## REQUIRED WORK
Isolate every line in the data with the string "structured" and copy it.
BEGIN SOURCE DATA
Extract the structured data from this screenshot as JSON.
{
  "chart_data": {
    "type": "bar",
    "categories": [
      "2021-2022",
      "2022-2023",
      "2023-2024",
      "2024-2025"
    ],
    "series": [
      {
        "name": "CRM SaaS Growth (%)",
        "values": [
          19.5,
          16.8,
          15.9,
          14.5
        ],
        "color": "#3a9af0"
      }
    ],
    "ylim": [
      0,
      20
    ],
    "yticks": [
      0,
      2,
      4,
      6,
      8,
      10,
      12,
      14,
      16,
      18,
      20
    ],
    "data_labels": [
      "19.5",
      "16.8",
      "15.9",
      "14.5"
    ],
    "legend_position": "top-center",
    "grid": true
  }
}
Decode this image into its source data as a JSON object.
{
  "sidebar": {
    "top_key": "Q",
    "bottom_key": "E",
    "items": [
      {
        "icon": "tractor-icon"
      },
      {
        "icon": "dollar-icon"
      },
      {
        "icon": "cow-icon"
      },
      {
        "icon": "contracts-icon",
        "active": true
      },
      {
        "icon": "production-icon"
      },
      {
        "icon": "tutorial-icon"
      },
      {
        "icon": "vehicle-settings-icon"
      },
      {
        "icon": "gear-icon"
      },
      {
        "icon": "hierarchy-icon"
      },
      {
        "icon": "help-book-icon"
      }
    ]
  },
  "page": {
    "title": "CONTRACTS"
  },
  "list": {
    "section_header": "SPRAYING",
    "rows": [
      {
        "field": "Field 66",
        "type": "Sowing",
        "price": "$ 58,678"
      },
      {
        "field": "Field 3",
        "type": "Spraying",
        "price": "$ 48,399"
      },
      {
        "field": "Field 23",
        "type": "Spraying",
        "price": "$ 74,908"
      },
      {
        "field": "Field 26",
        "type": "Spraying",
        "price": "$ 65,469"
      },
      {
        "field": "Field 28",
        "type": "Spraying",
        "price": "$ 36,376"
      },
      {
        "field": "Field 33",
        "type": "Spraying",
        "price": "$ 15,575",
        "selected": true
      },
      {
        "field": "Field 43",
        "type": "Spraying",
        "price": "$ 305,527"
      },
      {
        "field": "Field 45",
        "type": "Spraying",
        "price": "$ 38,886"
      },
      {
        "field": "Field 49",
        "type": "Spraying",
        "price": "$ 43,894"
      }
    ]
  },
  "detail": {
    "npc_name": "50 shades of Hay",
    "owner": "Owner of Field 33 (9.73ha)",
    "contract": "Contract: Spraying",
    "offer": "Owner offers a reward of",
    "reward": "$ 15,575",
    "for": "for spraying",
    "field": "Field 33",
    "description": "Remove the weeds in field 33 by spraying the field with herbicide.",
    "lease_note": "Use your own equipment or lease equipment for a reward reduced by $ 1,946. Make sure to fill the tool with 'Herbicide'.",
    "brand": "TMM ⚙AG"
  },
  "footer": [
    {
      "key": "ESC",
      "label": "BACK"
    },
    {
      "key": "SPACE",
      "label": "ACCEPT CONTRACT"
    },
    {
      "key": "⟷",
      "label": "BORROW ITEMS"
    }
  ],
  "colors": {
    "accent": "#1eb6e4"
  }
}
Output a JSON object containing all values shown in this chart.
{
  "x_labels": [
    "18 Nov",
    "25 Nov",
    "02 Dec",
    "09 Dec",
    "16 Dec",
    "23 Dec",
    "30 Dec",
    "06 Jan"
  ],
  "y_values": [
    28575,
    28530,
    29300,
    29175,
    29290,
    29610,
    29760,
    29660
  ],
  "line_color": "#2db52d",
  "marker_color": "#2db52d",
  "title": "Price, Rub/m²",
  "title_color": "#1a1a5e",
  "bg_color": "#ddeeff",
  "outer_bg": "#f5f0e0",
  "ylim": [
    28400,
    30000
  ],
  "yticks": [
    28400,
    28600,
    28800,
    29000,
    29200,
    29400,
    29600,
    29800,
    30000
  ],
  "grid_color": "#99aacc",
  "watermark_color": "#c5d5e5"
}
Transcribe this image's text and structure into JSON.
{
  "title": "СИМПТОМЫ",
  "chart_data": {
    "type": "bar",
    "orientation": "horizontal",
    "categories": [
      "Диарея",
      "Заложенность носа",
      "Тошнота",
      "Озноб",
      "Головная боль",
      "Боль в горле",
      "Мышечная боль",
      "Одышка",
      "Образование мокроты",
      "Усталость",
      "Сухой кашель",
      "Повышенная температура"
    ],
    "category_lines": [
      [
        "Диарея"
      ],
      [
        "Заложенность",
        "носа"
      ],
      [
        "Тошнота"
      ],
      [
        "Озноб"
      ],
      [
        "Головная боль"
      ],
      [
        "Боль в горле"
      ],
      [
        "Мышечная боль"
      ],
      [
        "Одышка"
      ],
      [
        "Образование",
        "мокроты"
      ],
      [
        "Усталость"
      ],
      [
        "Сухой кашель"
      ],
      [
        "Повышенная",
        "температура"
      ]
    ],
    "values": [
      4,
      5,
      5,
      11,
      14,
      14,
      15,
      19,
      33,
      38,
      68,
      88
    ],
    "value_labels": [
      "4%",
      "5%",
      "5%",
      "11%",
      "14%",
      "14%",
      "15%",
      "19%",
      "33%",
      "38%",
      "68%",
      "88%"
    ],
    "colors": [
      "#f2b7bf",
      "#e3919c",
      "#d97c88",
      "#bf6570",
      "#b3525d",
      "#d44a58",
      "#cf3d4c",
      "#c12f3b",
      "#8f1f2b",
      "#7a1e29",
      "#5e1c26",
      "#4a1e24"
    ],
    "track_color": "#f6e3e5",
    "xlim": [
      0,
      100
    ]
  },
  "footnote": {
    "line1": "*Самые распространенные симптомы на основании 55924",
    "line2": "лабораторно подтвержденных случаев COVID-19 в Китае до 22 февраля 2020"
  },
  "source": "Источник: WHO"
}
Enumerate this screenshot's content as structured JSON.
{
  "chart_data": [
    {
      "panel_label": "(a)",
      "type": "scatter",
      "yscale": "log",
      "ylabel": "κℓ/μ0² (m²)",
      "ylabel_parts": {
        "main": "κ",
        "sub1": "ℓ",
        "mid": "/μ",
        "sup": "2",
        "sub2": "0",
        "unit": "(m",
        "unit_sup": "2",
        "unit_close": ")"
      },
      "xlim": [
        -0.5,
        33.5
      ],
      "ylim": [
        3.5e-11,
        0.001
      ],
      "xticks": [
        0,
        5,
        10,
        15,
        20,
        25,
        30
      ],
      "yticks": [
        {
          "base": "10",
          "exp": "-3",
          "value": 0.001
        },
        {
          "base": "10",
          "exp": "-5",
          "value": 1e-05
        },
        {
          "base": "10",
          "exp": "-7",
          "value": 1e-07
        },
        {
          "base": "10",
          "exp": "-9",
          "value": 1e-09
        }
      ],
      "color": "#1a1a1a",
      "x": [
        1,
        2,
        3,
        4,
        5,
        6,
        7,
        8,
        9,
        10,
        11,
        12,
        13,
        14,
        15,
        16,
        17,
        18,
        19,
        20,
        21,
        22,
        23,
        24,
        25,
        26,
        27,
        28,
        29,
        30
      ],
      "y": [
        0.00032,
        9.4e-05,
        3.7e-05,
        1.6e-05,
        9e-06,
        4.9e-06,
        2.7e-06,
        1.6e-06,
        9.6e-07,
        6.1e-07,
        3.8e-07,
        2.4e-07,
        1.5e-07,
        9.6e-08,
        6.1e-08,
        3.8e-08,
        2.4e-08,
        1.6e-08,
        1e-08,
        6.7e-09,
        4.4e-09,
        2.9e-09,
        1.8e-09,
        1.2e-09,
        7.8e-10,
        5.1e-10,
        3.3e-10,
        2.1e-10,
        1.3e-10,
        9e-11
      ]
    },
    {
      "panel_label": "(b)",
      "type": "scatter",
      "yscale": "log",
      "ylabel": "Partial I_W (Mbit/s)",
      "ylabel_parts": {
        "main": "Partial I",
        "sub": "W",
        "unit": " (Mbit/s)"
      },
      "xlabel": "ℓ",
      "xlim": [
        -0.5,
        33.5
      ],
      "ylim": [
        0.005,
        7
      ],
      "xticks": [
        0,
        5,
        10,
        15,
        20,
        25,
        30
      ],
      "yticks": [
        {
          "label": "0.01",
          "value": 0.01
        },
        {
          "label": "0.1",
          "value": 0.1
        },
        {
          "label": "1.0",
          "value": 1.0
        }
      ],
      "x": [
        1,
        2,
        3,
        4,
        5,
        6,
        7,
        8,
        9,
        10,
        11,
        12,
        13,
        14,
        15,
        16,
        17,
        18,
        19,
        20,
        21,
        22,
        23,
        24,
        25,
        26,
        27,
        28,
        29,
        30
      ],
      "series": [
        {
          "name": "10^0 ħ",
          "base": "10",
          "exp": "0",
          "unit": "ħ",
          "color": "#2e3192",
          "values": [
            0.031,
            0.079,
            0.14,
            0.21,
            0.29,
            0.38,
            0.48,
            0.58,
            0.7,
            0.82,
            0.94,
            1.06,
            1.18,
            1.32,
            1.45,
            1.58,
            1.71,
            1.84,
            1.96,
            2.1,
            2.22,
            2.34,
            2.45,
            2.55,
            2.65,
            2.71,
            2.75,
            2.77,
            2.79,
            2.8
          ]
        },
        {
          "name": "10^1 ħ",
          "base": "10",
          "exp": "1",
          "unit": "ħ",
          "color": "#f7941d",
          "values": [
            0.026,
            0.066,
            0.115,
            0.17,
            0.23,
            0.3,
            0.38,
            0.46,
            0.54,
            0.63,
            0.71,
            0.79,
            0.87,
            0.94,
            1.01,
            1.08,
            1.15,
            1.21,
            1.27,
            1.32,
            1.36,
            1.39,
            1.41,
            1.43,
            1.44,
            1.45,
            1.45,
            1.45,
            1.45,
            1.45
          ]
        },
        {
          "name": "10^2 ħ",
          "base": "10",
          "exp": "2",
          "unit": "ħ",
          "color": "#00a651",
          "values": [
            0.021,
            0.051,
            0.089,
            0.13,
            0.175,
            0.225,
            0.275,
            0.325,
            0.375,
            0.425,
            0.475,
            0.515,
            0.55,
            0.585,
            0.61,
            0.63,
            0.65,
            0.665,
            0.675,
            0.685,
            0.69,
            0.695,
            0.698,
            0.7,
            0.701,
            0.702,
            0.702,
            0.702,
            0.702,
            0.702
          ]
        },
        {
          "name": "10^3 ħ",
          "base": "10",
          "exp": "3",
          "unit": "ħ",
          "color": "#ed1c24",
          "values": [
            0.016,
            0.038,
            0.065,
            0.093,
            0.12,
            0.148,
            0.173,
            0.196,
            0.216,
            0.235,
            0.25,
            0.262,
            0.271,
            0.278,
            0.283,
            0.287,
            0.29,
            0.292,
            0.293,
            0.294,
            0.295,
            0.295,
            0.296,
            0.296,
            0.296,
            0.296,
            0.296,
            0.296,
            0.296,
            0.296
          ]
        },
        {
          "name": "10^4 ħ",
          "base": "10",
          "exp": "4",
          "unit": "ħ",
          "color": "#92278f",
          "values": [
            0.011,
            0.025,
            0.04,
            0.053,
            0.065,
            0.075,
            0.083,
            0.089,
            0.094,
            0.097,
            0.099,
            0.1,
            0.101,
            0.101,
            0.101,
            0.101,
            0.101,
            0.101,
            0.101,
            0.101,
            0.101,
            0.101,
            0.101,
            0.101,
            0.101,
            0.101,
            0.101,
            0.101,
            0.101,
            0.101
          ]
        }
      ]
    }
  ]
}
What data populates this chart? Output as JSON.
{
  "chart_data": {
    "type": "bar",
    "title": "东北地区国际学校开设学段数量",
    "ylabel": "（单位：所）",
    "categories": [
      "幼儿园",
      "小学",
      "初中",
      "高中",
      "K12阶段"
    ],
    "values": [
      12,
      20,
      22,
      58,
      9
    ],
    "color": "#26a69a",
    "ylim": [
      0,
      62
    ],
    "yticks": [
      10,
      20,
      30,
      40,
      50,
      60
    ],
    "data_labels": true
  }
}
END SOURCE DATA
## FINAL RESULT
Extract the structured data from this screenshot as JSON.
Enumerate this screenshot's content as structured JSON.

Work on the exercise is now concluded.